REQUIRED WORK: Filter the listing and keep only the lines with the word "title".

Collected data:
"""
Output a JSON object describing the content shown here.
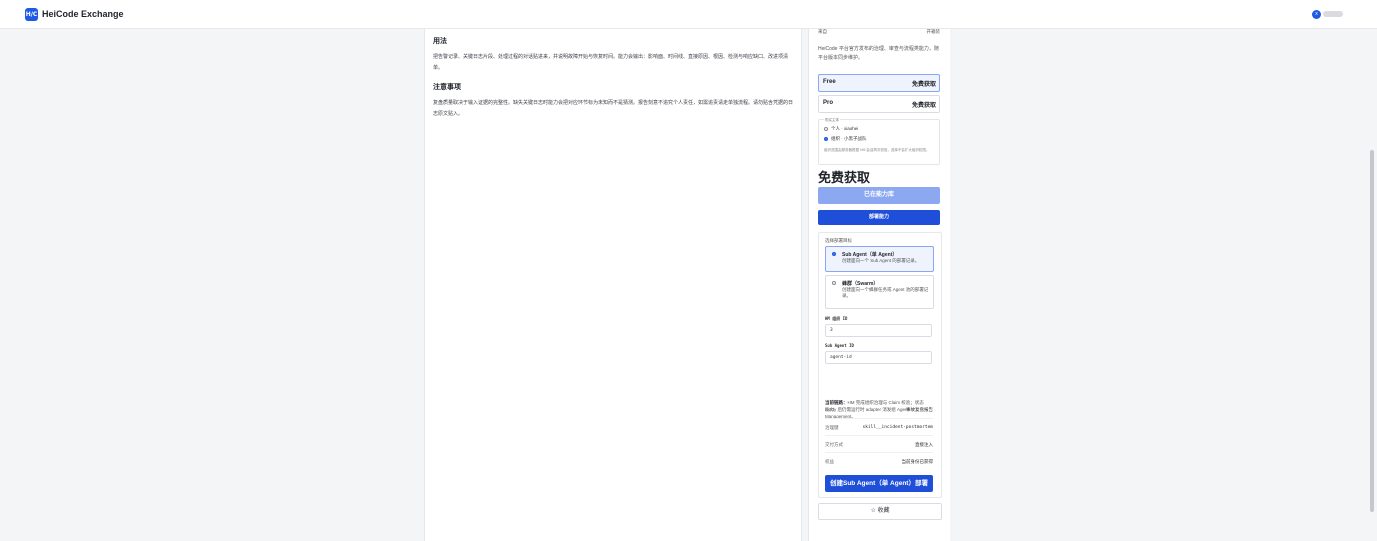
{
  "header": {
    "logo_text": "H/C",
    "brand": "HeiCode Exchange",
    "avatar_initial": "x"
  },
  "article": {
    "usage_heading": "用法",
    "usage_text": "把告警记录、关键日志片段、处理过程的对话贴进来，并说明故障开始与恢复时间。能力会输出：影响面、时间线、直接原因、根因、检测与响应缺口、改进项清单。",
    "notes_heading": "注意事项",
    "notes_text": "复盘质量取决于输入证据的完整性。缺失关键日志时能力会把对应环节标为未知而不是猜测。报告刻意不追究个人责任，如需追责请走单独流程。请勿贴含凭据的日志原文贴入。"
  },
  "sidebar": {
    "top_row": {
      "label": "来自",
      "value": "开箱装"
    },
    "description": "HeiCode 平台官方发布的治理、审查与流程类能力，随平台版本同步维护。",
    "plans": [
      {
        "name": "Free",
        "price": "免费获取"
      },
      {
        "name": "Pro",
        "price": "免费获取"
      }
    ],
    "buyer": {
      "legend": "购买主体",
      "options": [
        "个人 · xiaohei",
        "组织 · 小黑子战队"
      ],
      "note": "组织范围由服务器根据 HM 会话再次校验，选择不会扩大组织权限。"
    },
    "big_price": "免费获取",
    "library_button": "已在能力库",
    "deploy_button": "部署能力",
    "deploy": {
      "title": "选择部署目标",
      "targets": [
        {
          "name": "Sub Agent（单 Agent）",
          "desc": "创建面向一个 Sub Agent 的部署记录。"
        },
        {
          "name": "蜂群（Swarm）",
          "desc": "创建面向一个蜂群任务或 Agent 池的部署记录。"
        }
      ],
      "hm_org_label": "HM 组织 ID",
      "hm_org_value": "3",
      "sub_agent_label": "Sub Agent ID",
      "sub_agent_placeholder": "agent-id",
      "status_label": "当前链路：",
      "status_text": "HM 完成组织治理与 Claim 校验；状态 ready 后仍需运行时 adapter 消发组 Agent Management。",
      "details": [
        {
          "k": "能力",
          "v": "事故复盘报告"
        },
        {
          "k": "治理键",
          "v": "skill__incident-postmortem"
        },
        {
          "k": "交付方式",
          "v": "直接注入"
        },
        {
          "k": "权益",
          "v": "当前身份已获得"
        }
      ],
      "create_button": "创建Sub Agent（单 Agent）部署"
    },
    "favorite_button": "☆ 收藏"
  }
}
"""
"""
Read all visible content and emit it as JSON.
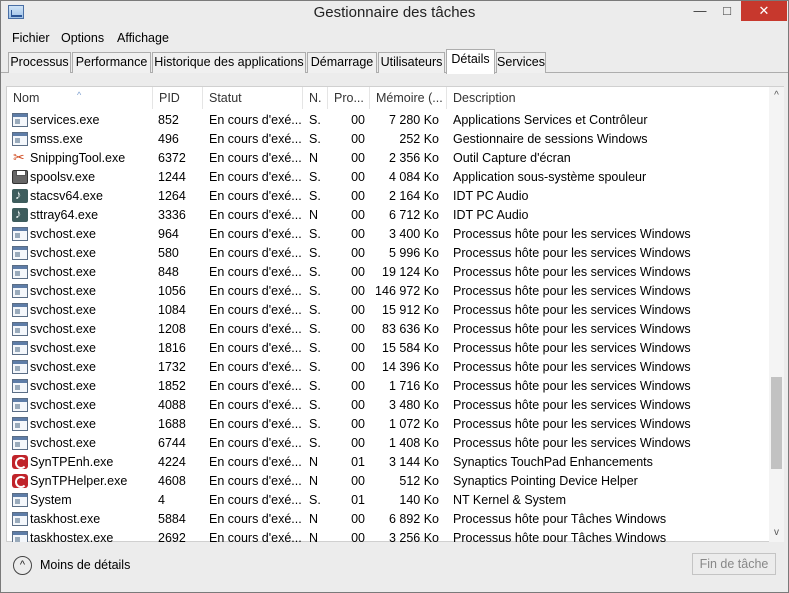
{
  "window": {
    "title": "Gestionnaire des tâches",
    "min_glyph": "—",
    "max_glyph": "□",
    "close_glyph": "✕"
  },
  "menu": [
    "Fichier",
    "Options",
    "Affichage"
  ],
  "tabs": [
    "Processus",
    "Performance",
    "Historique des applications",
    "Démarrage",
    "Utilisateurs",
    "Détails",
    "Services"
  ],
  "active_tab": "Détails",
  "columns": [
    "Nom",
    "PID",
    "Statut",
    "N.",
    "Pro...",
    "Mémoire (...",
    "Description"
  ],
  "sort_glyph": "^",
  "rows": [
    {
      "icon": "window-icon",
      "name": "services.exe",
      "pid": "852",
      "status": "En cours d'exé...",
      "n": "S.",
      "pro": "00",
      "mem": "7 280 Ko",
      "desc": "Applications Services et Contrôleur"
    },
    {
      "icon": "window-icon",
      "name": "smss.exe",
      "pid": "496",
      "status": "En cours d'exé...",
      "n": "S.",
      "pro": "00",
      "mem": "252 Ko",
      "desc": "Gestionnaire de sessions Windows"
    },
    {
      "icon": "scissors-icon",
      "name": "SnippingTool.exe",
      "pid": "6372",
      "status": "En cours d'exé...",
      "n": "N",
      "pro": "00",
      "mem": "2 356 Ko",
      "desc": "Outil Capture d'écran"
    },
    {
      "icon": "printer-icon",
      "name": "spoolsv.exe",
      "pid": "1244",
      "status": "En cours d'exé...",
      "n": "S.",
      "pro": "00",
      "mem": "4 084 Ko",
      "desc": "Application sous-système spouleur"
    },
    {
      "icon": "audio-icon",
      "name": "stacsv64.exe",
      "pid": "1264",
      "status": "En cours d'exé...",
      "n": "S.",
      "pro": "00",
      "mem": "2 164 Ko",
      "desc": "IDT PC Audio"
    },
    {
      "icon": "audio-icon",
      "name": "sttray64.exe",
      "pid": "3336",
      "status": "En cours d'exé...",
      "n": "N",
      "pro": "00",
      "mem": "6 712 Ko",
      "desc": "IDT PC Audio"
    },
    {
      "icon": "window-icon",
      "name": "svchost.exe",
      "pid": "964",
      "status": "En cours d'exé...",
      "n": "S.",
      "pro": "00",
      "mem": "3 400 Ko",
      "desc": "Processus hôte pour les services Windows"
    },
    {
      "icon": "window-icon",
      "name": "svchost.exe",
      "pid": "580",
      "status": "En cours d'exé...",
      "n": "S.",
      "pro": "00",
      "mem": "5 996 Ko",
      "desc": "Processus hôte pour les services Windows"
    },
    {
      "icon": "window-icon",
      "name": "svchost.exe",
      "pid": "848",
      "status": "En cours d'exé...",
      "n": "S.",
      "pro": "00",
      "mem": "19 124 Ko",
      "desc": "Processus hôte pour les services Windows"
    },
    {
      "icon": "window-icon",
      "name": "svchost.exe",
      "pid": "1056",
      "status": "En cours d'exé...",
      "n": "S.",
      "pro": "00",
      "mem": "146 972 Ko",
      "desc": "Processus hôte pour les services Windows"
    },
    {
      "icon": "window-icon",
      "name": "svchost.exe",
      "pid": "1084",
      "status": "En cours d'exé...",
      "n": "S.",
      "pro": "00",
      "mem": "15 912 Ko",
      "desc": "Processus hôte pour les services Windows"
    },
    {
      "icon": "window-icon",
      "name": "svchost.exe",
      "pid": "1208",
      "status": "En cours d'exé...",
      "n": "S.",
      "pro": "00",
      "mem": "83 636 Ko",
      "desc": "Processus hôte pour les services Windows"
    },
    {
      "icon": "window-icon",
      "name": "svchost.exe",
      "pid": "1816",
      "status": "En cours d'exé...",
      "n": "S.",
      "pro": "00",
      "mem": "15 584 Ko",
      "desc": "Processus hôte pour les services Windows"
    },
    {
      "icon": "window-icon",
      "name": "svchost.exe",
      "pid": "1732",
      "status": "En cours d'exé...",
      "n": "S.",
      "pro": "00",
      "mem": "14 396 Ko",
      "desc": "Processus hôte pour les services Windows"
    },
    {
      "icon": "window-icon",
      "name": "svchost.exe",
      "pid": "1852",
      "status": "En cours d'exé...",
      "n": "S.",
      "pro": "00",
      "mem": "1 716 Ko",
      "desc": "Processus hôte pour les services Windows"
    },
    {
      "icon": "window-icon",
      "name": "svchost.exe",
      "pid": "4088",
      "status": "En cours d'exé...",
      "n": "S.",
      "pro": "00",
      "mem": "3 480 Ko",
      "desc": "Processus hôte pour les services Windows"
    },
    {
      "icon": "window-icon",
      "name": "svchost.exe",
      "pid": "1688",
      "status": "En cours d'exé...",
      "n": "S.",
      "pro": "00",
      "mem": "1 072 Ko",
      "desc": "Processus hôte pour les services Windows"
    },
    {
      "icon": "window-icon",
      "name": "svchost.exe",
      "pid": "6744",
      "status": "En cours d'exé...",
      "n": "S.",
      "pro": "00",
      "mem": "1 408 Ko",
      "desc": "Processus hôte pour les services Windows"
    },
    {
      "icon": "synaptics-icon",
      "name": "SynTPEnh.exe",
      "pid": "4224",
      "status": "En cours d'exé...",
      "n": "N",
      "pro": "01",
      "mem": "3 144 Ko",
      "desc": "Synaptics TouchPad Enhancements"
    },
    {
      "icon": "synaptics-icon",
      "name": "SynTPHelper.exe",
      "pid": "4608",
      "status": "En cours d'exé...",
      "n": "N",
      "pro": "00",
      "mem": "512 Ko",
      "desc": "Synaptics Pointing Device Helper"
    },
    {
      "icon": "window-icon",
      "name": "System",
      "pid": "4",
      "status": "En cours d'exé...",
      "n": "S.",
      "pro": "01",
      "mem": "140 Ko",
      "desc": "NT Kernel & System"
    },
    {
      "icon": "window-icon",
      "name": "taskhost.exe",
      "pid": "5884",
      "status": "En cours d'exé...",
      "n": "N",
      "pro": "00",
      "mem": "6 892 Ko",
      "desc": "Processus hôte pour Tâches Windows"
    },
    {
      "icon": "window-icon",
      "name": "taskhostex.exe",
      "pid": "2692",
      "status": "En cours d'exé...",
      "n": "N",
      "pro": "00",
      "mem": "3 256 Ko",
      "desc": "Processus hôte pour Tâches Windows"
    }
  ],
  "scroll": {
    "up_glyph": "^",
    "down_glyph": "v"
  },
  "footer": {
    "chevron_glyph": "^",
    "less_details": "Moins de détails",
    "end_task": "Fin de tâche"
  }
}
"""
CORRECT RESPONSE:
      "title": "选择部署目标",
    "title": "Gestionnaire des tâches",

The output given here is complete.